--- START OF Document section ---
Pasolini's focus tends to be on stories with either a sexual or religious base, often both, as well as tales that are generally derailed by one person's greed or folly. While much of what we see borders on the blasphemous--a convent full of nuns taking advantage of a man they believe to be mentally deficient; the robbing of a Bishop's grave, etc.--Pasolini is only tweaking the nose of the church playfully. He is creating a connection between earthly and heavenly pleasures, suggesting that each exists in concert with the other. Hence, the penultimate story of the man who literally screws himself to death. He returns from the afterlife to reveal that sex is considered to be a virtue, not a sin, and his punishment will be for other wicked deeds. Granted, he is in Hell, so we don't really know how God and his minions feel about the matter, but the message here is, hey, regardless of the outcome, its worth it.

Pasolini's depiction of medieval living is neither romanticized nor prettied up. The buildings and clothes are shabby, the people are dirty. There are so many rotting teeth in The Decameron, my own mouth started to hurt after a while. Director of photography Tonino Delli Colli, who also collaborated with Raffaello Matarazzo and Louis Malle, shoots without much added light, preferring the natural look of sunlight and shadows--however musty some of those shadows might be. Likewise, Pasolini doesn't push his rather large cast--which is made up in large part of non-actors, in the Italian Neorealist tradition--toward big acting. He plays the comedy for what it is, but mostly let's the rest of the behavior just be. It makes for a surprisingly lithe anthology picture, one that sets the tone for its sibling films.

The set-up for 1972's The Canterbury Tales (111 mins.) more closely mirrors the frame of the Geoffrey Chaucer book: travelers on the road to Canterbury in medieval England agree to swap stories to pass the time--though who is telling the tale and where is never really addressed again. Instead, the thread that runs through the movie is that of Chaucer himself, another winking role for Pasolini, sitting at his desk and writing his book. He says little, instead mostly just looking up from his work to smile at a clever punchline or two.

Pasolini has chosen eight stories from the original text, once again favoring ribald anecdotes and morality plays that involve human greed and betrayal. The sections range from the humorous (a wife and her lover trick her husband into locking himself away while they make love, only for her previous lover to show up looking for action) to the more dire and serious (Franco Citti plays the devil come to Earth to observe human misery; three young boys plot against each other after finding treasure). Some of the sequences lack the punch or the narrative flow that made The Decameron more riveting. Laura Betti (1900 [review]) plays the Wife of Bath in a short vignette that comes to very little, and outside of some familiar settings, not much leads the viewer from one story to the next.

Still, The Canterbury Tales has two superior segments that alternately surprise, delight, and in the case of the second one, horrify. First is Ninetto Davoli, who played a swindled bumpkin in The Decameron, returning here as a shiftless teenager making merry and causing trouble in both work and play. The scenario is Pasolini's tribute to silent cinema, with Davoli doing an imitation of Chaplin's Tramp. The slapstick is funny and the homage loving, with the modern director juxtaposing the "innocence" of the early motion pictures with Chaucer's not-so-innocent characters. (Another Chaplin connection: the revered auteur's daughter Josephine plays the lovely girl May in the opening story.)
--- END OF Document section ---
Written problem —
Copy word for word the passage of the film review that begins at "Pasolini has chosen eight" and stops after "to the next.". You won't need the items on this page.
--- START OF Data shown ---
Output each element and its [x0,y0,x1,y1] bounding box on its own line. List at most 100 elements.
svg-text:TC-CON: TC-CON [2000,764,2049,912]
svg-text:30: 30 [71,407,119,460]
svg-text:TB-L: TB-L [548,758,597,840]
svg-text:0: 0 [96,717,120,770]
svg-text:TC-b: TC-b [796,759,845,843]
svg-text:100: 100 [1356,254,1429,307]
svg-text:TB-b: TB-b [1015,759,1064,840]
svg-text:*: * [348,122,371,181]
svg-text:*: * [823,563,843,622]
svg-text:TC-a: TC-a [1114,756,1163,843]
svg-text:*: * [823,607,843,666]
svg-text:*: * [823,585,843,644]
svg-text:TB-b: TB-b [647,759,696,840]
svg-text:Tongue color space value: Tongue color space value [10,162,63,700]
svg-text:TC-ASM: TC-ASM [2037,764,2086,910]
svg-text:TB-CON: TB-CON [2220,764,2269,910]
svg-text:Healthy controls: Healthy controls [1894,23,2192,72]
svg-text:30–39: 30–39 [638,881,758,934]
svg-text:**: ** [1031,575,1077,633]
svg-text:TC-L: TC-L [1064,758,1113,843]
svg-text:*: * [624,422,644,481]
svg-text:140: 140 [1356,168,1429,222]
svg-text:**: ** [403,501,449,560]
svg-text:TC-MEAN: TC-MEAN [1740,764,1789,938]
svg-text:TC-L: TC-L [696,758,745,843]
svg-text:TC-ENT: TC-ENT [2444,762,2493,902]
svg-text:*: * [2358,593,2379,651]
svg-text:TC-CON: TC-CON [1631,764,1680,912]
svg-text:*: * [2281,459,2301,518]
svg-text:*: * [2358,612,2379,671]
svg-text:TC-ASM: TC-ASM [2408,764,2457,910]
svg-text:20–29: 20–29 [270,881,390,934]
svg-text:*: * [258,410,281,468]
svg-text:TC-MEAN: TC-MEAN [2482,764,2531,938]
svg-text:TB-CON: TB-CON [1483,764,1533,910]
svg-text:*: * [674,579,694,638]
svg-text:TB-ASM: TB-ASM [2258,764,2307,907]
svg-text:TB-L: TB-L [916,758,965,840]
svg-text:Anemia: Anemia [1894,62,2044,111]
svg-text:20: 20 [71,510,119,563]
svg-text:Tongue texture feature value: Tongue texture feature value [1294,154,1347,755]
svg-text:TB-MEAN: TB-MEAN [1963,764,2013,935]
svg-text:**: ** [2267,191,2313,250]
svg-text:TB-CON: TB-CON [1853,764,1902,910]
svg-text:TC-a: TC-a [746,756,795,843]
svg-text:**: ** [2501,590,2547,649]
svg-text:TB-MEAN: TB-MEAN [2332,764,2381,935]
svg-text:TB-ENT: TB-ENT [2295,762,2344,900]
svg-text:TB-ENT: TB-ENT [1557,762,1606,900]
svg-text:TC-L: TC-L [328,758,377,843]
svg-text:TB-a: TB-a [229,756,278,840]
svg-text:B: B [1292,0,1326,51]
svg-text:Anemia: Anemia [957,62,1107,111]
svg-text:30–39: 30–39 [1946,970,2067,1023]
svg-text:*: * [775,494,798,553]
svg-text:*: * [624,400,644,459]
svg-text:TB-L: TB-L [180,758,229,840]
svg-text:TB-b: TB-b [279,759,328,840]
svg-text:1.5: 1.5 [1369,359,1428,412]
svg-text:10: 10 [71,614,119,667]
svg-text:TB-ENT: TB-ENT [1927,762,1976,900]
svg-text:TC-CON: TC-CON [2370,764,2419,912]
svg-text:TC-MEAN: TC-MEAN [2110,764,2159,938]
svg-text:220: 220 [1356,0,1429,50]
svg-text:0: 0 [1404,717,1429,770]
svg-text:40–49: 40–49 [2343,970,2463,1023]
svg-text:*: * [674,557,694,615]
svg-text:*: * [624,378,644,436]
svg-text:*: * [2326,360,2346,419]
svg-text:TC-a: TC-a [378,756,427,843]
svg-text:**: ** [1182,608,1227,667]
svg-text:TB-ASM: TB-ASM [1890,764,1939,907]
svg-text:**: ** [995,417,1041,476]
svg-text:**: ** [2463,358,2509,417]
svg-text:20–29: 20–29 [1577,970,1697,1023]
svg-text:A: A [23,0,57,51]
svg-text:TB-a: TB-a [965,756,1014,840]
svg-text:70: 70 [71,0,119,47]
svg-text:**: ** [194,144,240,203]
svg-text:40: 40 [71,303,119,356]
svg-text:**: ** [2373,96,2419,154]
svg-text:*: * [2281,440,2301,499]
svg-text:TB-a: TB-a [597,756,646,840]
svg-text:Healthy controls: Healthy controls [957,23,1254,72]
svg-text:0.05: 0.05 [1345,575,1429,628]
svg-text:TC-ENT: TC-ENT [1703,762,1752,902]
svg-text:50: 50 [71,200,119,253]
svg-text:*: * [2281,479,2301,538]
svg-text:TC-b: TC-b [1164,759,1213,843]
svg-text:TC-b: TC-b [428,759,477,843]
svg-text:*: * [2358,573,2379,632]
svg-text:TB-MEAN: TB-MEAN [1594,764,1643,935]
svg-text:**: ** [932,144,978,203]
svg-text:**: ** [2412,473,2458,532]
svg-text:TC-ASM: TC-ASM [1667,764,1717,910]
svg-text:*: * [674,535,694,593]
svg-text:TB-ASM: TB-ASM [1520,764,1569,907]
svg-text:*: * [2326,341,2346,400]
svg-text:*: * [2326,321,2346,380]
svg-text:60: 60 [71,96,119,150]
--- END OF Data shown ---
Correct answer —
Pasolini has chosen eight stories from the original text, once again favoring ribald anecdotes and morality plays that involve human greed and betrayal. The sections range from the humorous (a wife and her lover trick her husband into locking himself away while they make love, only for her previous lover to show up looking for action) to the more dire and serious (Franco Citti plays the devil come to Earth to observe human misery; three young boys plot against each other after finding treasure). Some of the sequences lack the punch or the narrative flow that made The Decameron more riveting. Laura Betti (1900 [review]) plays the Wife of Bath in a short vignette that comes to very little, and outside of some familiar settings, not much leads the viewer from one story to the next.